* **Task prompt**
Every line holding the string "title" should be gathered.

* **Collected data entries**
[Start]
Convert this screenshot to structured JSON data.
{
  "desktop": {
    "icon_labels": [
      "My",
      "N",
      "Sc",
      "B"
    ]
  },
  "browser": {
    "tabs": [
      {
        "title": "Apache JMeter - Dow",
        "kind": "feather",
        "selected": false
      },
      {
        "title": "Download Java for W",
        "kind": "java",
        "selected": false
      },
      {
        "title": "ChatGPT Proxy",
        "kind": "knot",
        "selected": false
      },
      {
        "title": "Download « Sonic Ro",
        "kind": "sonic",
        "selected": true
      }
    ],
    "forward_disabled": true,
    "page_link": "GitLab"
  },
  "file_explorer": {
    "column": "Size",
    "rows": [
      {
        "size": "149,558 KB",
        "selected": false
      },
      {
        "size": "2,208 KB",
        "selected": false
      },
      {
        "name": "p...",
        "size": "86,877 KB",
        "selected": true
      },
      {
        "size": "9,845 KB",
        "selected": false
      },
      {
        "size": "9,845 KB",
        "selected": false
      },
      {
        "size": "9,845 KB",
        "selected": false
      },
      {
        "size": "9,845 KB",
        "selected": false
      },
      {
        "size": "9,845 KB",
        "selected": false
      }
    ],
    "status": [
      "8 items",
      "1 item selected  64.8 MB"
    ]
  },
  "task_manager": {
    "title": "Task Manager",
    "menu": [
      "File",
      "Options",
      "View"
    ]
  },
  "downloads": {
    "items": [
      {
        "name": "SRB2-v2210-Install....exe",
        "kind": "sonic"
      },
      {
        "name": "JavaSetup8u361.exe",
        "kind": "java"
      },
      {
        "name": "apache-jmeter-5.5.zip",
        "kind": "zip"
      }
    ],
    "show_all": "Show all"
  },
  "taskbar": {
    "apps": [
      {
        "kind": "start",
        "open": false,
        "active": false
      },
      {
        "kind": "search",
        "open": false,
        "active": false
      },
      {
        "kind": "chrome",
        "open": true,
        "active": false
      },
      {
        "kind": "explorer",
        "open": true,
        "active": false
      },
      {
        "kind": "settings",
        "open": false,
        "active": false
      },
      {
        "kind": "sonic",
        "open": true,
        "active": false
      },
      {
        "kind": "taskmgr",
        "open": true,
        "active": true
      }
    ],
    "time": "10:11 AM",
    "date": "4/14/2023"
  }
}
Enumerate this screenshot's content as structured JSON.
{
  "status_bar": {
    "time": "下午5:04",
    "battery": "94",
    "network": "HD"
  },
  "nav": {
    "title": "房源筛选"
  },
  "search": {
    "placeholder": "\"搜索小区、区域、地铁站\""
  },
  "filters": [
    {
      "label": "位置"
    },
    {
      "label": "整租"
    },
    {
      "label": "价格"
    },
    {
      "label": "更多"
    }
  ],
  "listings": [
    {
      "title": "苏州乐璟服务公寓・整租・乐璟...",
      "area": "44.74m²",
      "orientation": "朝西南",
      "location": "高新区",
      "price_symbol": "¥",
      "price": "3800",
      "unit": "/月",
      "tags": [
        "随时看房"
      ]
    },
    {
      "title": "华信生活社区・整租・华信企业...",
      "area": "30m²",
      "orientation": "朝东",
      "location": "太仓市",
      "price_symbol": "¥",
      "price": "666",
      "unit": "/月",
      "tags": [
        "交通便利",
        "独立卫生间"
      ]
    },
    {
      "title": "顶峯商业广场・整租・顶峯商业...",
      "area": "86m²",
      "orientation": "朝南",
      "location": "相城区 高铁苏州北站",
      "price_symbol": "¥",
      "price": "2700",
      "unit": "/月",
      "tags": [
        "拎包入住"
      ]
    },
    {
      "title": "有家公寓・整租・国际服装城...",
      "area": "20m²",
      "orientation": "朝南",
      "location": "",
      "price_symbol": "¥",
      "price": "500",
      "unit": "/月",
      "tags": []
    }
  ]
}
[End]
* **Answer**
        "title": "Apache JMeter - Dow",
        "title": "Download Java for W",
        "title": "ChatGPT Proxy",
        "title": "Download « Sonic Ro",
    "title": "Task Manager",
    "title": "房源筛选"
      "title": "苏州乐璟服务公寓・整租・乐璟...",
      "title": "华信生活社区・整租・华信企业...",
      "title": "顶峯商业广场・整租・顶峯商业...",
      "title": "有家公寓・整租・国际服装城...",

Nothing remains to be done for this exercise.